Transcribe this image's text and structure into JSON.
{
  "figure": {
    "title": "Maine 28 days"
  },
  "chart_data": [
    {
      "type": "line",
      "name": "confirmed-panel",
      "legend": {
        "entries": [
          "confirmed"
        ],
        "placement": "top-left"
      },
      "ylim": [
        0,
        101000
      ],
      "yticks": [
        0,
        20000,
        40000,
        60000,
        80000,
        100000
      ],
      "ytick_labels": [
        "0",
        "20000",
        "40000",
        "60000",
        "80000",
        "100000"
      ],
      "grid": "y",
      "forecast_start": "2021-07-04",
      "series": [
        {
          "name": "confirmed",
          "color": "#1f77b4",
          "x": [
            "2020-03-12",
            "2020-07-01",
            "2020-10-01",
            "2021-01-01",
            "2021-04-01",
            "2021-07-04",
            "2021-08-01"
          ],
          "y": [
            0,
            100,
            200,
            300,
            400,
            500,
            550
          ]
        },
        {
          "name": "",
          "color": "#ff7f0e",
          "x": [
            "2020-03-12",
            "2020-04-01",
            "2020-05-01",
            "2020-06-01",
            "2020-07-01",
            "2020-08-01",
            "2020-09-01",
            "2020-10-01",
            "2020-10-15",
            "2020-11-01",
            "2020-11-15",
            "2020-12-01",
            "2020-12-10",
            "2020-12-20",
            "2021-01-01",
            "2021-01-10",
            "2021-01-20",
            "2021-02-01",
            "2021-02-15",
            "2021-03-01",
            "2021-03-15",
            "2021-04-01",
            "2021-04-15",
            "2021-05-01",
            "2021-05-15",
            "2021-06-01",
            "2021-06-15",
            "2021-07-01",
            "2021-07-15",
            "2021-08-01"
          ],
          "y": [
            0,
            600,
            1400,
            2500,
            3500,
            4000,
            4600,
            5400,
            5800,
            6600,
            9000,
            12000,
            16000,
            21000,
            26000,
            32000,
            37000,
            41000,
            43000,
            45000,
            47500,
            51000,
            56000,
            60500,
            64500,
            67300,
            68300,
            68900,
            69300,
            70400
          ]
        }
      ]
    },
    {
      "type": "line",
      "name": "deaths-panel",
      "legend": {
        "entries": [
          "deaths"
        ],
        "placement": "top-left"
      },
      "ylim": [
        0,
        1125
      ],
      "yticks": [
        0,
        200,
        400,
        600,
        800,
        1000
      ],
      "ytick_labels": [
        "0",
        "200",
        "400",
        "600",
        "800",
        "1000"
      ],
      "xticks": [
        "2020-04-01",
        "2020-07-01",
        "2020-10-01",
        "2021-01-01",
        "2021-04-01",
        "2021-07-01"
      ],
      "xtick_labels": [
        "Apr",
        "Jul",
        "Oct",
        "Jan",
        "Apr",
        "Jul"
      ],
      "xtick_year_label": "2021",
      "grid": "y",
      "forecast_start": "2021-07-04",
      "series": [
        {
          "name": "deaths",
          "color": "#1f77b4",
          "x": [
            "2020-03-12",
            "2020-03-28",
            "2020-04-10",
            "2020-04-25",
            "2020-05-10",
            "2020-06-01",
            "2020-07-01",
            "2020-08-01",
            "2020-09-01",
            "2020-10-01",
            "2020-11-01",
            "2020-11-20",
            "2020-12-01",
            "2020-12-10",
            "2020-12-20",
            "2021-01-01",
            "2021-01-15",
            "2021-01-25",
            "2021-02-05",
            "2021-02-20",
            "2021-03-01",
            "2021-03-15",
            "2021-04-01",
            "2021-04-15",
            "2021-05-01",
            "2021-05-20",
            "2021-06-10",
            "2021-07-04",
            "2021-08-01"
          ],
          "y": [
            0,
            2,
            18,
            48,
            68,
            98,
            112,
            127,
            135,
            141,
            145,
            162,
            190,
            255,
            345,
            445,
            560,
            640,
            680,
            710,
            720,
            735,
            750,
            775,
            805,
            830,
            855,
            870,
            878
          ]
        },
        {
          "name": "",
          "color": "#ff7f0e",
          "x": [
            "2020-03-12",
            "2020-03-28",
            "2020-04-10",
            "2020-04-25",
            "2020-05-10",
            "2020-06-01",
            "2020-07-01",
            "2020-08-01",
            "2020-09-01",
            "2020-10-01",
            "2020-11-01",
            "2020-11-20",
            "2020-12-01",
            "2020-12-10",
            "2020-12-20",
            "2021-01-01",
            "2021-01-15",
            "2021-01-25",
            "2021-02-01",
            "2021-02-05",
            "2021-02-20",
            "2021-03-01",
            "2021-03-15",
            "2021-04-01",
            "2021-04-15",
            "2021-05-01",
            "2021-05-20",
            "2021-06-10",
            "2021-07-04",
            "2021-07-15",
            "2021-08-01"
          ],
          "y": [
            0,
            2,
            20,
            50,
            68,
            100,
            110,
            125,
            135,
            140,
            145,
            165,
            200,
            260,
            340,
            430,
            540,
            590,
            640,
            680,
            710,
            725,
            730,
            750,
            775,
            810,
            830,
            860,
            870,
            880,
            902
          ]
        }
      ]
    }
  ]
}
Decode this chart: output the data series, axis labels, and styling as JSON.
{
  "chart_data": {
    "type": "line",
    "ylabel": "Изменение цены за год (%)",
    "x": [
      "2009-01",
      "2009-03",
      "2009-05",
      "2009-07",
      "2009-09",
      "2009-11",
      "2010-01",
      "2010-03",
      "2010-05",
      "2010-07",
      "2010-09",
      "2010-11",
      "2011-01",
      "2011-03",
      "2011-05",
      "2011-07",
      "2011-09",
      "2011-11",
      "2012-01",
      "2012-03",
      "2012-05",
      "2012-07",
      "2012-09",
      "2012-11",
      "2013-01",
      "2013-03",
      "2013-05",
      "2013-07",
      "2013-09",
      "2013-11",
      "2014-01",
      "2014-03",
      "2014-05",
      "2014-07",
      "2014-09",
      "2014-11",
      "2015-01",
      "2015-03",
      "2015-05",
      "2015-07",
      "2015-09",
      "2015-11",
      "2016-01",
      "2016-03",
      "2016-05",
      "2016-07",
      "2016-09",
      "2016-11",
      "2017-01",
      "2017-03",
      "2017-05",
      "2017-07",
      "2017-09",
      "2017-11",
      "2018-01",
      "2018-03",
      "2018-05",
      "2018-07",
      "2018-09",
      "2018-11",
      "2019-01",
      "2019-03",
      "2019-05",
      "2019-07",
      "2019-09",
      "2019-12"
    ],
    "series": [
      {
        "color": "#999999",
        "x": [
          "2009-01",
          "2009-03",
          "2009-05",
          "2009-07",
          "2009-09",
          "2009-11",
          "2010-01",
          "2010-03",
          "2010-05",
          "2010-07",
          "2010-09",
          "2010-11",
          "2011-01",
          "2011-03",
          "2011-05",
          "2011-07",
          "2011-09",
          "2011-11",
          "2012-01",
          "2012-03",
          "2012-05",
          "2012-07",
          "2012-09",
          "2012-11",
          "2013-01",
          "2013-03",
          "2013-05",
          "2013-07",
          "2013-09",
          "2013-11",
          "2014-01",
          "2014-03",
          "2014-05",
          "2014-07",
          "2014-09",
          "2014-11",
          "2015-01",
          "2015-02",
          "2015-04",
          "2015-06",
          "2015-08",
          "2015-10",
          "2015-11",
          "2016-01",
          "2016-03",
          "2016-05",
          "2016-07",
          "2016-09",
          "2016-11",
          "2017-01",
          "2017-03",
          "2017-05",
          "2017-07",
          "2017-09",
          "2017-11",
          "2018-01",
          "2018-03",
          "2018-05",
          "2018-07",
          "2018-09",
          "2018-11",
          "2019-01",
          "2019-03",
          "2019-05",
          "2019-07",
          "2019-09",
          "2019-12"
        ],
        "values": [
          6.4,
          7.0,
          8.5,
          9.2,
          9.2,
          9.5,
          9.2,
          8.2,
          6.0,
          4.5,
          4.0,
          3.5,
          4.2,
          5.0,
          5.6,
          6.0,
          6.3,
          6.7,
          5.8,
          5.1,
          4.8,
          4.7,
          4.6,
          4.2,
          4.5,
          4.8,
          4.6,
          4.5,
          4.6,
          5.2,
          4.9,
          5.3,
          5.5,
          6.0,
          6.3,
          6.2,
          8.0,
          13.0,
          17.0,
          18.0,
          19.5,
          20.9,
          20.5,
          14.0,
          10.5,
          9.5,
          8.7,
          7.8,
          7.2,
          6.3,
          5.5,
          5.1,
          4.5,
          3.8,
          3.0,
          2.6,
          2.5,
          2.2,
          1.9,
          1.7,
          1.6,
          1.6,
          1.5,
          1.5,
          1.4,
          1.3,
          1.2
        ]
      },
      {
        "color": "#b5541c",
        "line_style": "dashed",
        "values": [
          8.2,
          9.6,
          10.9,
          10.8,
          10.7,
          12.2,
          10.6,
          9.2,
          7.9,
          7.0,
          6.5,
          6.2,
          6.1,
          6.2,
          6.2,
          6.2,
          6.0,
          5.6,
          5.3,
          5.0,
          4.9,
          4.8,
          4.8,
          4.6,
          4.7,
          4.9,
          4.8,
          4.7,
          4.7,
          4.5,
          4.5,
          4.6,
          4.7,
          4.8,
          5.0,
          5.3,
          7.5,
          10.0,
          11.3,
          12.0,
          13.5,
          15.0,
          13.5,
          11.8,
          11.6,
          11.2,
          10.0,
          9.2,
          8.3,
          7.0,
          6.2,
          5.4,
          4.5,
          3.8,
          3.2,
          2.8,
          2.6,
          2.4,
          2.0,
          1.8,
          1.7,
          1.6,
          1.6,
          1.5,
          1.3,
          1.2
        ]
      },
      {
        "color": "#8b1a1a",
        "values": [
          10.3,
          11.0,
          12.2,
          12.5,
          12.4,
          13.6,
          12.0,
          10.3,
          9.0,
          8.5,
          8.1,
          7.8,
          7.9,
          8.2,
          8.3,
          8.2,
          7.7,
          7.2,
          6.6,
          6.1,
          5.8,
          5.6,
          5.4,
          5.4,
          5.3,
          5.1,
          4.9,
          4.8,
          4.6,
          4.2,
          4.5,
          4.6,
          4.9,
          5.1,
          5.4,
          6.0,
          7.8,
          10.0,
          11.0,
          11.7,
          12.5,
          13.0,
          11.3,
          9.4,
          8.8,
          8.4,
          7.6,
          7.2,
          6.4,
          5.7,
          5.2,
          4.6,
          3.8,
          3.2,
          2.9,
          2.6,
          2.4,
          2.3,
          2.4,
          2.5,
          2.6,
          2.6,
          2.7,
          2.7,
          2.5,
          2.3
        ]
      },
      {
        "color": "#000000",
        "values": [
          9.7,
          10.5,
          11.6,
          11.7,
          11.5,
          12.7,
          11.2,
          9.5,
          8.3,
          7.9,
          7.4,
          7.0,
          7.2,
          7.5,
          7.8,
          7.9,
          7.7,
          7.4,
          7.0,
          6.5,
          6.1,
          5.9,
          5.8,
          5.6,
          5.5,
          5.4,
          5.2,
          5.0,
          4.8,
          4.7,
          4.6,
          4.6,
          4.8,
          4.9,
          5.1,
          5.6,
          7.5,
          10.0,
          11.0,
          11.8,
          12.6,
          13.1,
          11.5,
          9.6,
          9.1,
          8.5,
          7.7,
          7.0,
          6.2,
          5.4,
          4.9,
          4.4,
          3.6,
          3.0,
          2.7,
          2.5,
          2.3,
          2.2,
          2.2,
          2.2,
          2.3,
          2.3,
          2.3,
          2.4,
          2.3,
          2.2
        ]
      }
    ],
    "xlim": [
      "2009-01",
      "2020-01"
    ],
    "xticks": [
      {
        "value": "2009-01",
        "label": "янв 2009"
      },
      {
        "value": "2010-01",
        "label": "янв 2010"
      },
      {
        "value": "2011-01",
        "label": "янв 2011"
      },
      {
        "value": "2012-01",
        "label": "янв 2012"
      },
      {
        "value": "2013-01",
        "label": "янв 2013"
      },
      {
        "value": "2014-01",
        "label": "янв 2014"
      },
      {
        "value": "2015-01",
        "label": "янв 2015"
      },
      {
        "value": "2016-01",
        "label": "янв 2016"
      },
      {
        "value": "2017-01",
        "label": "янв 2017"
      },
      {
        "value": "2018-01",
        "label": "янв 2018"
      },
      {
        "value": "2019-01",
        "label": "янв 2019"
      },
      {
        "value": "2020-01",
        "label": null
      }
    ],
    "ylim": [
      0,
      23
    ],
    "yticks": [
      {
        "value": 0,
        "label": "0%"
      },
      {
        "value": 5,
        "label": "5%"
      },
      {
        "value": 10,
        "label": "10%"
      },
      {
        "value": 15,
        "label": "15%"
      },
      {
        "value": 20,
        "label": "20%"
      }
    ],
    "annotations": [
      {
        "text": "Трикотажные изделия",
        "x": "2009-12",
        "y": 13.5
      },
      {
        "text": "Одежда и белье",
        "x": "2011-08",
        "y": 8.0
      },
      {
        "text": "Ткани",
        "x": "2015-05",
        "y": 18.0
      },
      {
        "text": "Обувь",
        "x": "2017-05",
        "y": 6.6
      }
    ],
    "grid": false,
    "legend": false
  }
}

GIVEN TASK:
Find the lines above holding the word "color" and show them.

CORRECT OUTPUT:
          "color": "#1f77b4",
          "color": "#ff7f0e",
          "color": "#1f77b4",
          "color": "#ff7f0e",
        "color": "#999999",
        "color": "#b5541c",
        "color": "#8b1a1a",
        "color": "#000000",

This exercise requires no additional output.